• [Written exercise] Pick out each line containing the string "page".

Raw records:
○ ○ ○ ○ ○ ○ ○

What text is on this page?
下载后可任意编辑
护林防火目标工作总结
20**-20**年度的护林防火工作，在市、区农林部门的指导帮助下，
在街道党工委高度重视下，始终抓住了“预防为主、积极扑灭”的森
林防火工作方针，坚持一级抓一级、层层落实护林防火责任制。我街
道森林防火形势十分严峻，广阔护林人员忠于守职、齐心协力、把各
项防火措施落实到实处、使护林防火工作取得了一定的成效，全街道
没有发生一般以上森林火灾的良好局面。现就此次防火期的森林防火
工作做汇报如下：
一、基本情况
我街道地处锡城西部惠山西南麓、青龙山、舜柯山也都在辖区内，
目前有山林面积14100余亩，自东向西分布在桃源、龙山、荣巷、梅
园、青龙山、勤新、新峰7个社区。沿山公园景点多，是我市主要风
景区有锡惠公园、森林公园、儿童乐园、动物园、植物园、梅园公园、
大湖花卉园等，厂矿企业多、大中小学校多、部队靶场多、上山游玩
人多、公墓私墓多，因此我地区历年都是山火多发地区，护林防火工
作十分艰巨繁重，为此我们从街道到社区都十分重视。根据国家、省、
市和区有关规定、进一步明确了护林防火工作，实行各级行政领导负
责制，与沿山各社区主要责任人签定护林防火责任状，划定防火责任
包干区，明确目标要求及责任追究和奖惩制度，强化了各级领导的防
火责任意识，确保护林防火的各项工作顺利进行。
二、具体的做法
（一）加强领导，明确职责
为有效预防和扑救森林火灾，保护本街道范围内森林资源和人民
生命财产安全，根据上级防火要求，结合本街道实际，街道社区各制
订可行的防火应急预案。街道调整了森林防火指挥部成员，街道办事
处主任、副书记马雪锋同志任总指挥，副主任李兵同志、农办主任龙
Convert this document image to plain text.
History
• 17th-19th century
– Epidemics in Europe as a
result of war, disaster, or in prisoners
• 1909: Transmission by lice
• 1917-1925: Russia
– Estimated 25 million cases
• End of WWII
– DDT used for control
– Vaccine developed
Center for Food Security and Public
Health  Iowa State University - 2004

○ ○ ○ ○ ○ ○ ○

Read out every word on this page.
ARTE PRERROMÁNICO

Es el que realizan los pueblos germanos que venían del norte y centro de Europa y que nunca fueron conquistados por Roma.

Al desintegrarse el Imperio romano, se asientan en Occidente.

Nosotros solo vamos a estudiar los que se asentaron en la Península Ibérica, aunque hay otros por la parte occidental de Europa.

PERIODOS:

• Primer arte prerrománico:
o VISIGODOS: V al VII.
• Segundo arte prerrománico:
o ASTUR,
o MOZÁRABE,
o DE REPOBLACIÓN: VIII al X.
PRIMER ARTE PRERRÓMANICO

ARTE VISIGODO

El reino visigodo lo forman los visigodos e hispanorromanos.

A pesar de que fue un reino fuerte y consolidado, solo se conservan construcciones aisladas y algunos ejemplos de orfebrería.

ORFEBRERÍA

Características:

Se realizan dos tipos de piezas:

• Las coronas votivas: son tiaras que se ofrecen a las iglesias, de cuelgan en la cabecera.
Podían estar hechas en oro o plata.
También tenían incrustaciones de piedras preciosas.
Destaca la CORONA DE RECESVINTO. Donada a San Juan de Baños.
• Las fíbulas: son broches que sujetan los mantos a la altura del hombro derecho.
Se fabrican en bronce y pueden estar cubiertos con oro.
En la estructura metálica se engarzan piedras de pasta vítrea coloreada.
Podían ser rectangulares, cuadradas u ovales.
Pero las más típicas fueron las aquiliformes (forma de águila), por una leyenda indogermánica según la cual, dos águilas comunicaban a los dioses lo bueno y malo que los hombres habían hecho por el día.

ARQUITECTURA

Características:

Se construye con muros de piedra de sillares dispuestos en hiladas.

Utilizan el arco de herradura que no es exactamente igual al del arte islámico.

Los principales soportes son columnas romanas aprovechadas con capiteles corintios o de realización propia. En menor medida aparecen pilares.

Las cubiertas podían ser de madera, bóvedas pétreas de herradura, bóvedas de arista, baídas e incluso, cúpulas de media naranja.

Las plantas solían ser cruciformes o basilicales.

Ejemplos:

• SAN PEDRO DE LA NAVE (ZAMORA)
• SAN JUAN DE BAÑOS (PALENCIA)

○ ○ ○ ○ ○ ○ ○

• [Answer below]
What text is on this page?
Read out every word on this page.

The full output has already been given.